■ **What is expected**
List every line in this data where the string "Observation" occurs.
begin
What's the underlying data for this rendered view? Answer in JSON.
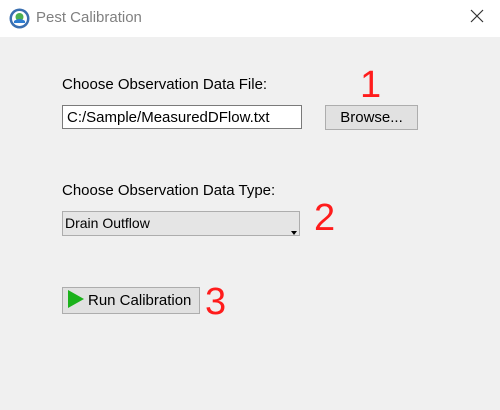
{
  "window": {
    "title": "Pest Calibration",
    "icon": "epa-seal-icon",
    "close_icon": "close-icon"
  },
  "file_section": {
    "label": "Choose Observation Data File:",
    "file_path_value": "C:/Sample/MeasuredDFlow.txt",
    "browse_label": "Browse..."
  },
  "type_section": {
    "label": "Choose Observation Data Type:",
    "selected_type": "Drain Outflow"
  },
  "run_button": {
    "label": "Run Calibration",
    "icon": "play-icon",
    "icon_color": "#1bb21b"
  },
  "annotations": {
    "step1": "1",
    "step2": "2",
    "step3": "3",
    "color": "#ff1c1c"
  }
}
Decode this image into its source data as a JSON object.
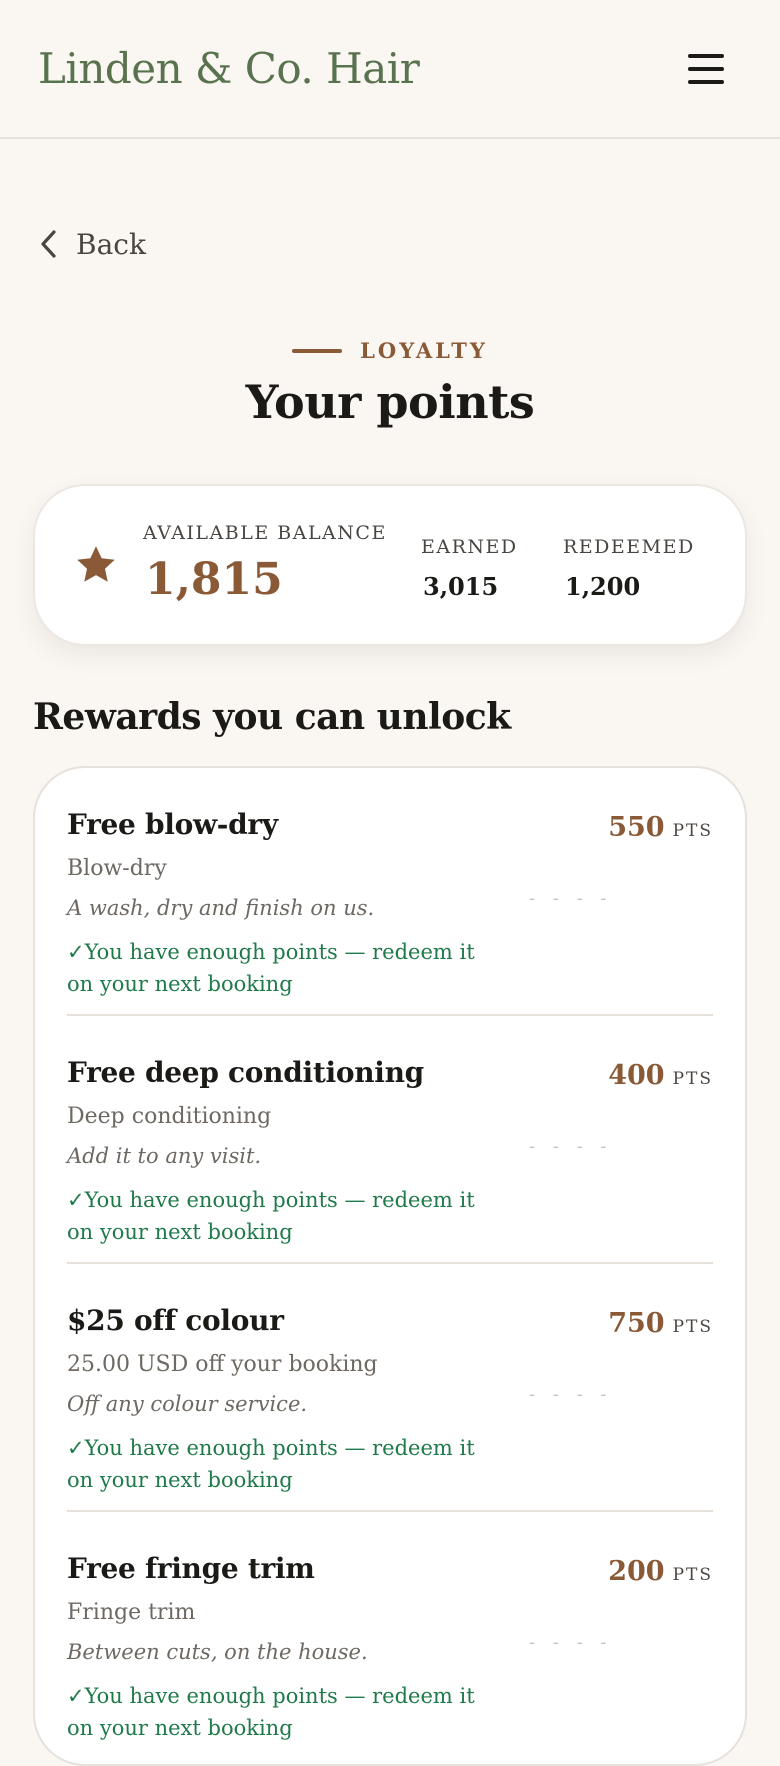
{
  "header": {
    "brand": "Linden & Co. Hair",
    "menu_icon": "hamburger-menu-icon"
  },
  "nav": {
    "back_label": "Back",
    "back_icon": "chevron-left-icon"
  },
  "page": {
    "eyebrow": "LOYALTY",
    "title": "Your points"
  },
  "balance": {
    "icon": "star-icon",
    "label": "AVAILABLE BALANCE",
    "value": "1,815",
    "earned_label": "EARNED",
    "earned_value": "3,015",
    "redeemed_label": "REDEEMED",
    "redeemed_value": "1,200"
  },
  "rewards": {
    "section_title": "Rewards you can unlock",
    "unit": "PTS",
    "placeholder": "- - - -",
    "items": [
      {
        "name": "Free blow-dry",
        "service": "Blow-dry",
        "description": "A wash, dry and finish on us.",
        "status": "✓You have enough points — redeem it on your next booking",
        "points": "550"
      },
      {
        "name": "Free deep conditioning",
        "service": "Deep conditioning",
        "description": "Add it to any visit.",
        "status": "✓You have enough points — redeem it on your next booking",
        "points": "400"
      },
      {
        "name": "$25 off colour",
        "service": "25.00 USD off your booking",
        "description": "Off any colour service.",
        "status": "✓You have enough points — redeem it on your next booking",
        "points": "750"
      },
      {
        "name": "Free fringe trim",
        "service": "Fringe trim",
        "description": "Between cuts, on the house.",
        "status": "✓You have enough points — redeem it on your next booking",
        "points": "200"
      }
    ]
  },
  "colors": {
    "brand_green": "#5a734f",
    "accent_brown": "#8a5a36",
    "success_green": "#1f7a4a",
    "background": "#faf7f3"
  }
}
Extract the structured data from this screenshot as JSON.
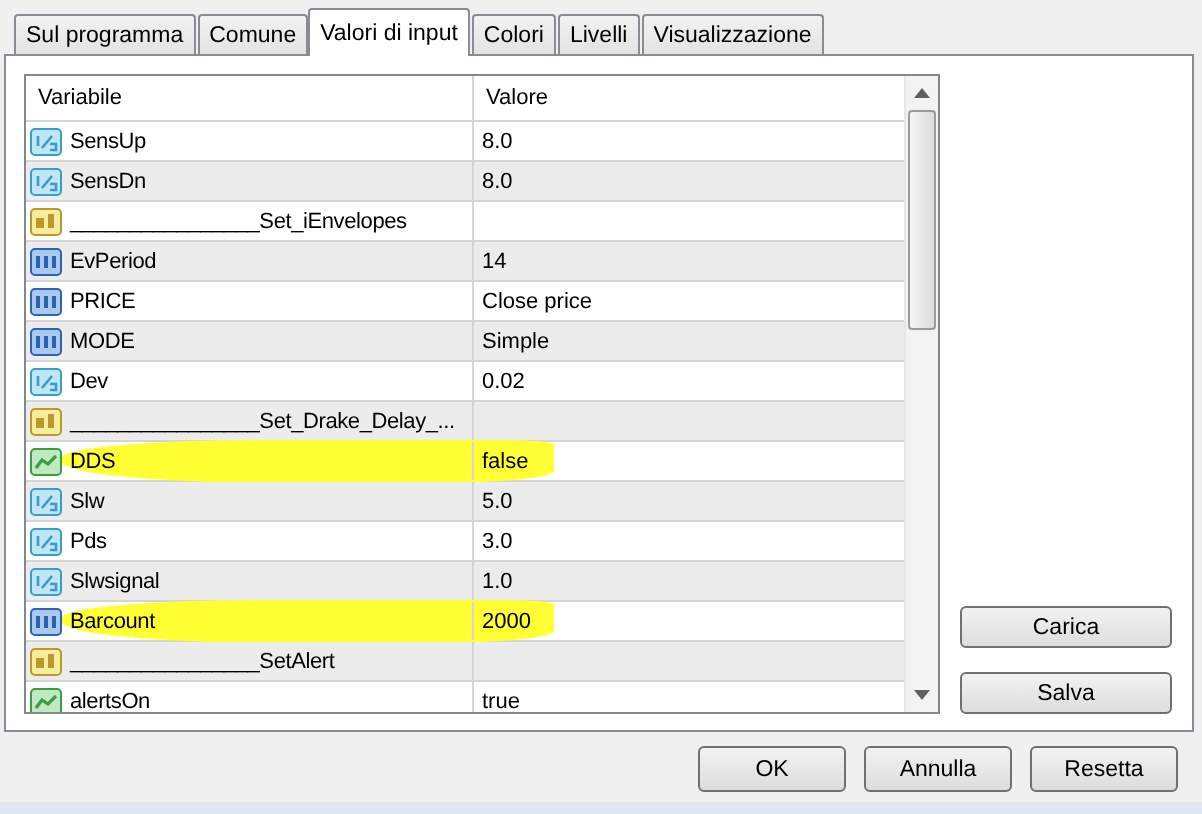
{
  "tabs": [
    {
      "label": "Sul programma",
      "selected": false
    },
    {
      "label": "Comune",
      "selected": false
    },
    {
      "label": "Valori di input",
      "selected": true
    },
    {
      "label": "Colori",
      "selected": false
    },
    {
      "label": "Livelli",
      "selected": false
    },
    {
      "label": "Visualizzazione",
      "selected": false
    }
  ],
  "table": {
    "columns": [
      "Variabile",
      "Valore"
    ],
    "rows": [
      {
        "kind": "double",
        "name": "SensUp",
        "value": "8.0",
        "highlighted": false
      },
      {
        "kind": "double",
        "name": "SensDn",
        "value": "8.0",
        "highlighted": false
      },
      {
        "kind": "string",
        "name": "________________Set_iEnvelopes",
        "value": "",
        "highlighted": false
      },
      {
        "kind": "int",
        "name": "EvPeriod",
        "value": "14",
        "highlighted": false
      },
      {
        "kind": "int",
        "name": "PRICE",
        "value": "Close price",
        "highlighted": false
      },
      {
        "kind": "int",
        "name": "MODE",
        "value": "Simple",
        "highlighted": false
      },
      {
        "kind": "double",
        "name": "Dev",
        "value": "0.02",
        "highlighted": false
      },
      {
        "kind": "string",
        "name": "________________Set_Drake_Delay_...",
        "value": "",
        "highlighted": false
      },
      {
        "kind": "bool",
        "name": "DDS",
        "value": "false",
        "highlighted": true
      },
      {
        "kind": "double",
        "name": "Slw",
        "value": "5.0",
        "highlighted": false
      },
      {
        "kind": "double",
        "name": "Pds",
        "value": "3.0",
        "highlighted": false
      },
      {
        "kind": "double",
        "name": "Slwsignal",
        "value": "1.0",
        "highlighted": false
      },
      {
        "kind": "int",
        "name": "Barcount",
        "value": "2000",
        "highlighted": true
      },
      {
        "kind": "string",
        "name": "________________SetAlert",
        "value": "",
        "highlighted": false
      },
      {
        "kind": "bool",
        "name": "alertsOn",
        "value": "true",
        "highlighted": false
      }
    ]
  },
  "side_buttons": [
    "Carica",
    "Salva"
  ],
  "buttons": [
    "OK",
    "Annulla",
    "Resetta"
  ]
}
end
■ **Solution for this task**
    "label": "Choose Observation Data File:",
    "label": "Choose Observation Data Type:",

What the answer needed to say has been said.